EXERCISE INSTRUCTIONS
Lines that include the word "πάτησε" are the ones to copy.

SUPPLIED RECORDS
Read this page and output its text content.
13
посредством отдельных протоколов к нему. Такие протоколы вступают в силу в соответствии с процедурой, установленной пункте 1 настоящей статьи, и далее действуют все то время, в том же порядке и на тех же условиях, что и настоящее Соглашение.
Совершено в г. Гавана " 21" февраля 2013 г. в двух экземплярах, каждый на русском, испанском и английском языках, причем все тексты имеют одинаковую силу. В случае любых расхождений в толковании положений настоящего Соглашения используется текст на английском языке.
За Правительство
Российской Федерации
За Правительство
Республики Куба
==
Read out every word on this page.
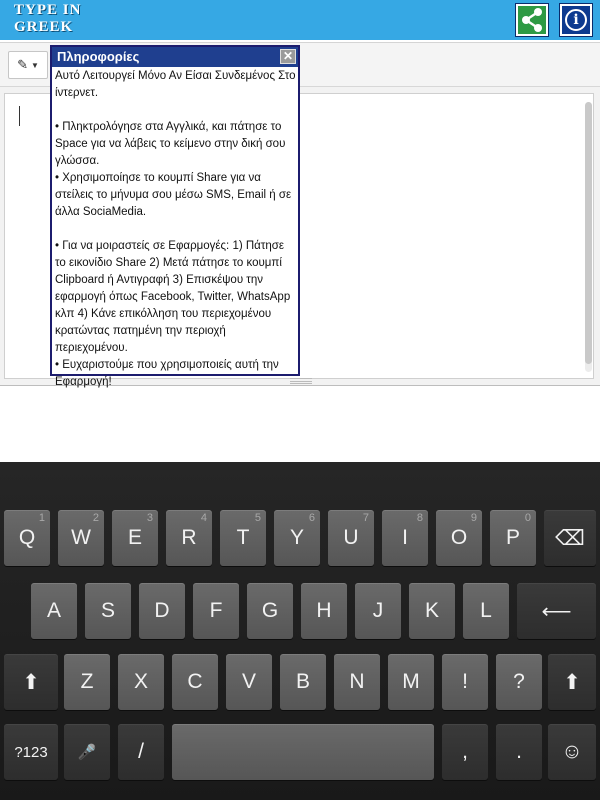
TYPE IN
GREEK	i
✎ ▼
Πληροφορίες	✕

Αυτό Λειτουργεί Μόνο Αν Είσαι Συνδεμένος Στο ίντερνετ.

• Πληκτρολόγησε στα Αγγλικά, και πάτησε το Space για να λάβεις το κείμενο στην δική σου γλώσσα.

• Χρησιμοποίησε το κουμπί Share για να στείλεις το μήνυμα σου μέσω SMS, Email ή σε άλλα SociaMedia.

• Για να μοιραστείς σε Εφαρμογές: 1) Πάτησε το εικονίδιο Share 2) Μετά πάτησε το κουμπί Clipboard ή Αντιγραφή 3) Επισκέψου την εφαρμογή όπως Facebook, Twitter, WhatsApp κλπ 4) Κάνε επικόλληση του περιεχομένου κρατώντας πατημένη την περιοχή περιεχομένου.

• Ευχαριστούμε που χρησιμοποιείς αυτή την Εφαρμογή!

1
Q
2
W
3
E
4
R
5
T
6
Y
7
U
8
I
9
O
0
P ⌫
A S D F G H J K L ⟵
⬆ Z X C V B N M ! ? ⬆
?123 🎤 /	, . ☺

ANSWER TO THIS TASK
• Πληκτρολόγησε στα Αγγλικά, και πάτησε το Space για να λάβεις το κείμενο στην δική σου γλώσσα.
• Για να μοιραστείς σε Εφαρμογές: 1) Πάτησε το εικονίδιο Share 2) Μετά πάτησε το κουμπί Clipboard ή Αντιγραφή 3) Επισκέψου την εφαρμογή όπως Facebook, Twitter, WhatsApp κλπ 4) Κάνε επικόλληση του περιεχομένου κρατώντας πατημένη την περιοχή περιεχομένου.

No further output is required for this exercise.